◆ Task directions
In full and without deviation, write out the entries that follow.
--- START ---
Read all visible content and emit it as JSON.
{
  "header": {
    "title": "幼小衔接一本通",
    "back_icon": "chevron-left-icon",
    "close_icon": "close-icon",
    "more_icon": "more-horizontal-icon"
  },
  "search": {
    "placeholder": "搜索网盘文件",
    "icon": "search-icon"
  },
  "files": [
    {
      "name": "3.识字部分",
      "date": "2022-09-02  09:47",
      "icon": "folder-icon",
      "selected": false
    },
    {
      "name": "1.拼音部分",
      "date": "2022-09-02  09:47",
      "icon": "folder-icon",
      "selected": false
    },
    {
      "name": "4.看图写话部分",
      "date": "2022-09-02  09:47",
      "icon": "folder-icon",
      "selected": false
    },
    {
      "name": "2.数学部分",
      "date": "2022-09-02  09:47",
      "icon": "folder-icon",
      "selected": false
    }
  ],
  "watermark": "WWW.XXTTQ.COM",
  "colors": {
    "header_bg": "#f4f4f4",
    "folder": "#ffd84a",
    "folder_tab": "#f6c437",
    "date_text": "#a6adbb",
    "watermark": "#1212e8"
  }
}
--- END ---
◆ Completed task
Read all visible content and emit it as JSON.
{
  "header": {
    "title": "幼小衔接一本通",
    "back_icon": "chevron-left-icon",
    "close_icon": "close-icon",
    "more_icon": "more-horizontal-icon"
  },
  "search": {
    "placeholder": "搜索网盘文件",
    "icon": "search-icon"
  },
  "files": [
    {
      "name": "3.识字部分",
      "date": "2022-09-02  09:47",
      "icon": "folder-icon",
      "selected": false
    },
    {
      "name": "1.拼音部分",
      "date": "2022-09-02  09:47",
      "icon": "folder-icon",
      "selected": false
    },
    {
      "name": "4.看图写话部分",
      "date": "2022-09-02  09:47",
      "icon": "folder-icon",
      "selected": false
    },
    {
      "name": "2.数学部分",
      "date": "2022-09-02  09:47",
      "icon": "folder-icon",
      "selected": false
    }
  ],
  "watermark": "WWW.XXTTQ.COM",
  "colors": {
    "header_bg": "#f4f4f4",
    "folder": "#ffd84a",
    "folder_tab": "#f6c437",
    "date_text": "#a6adbb",
    "watermark": "#1212e8"
  }
}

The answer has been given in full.